Count the lines below that contain the word "Signature", and report only that number.

◇ ◇ ◇ ◇ ◇

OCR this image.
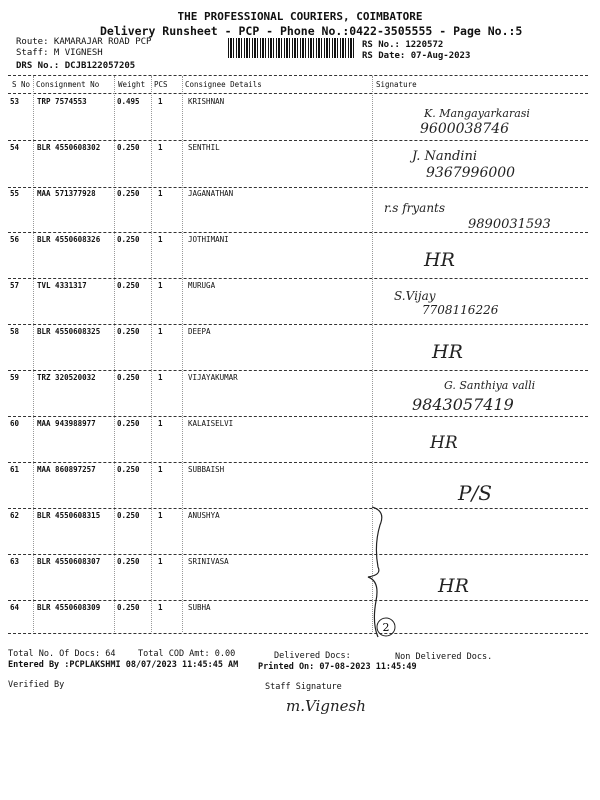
THE PROFESSIONAL COURIERS, COIMBATORE
Delivery Runsheet - PCP - Phone No.:0422-3505555 - Page No.:5
Route: KAMARAJAR ROAD PCP
Staff: M VIGNESH
DRS No.: DCJB122057205
RS No.: 1220572
RS Date: 07-Aug-2023
S No Consignment No	Weight PCS Consignee Details	Signature
53 TRP 7574553	0.495 1	KRISHNAN
K. Mangayarkarasi
9600038746
54 BLR 4550608302 0.250 1	SENTHIL
J. Nandini
9367996000
55 MAA 571377928	0.250 1	JAGANATHAN
r.s fryants
9890031593
56 BLR 4550608326 0.250 1	JOTHIMANI
HR
57 TVL 4331317	0.250 1	MURUGA
S.Vijay
7708116226
58 BLR 4550608325 0.250 1	DEEPA
HR
59 TRZ 320520032	0.250 1	VIJAYAKUMAR
G. Santhiya valli
9843057419
60 MAA 943988977	0.250 1	KALAISELVI
HR
61 MAA 860897257	0.250 1	SUBBAISH
P/S
62 BLR 4550608315 0.250 1	ANUSHYA
63 BLR 4550608307 0.250 1	SRINIVASA
HR
64 BLR 4550608309 0.250 1	SUBHA
2
Total No. Of Docs: 64	Total COD Amt: 0.00	Delivered Docs:	Non Delivered Docs.
Entered By :PCPLAKSHMI 08/07/2023 11:45:45 AM Printed On: 07-08-2023 11:45:49
Verified By	Staff Signature
m.Vignesh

◇ ◇ ◇ ◇ ◇

### Expected answer
2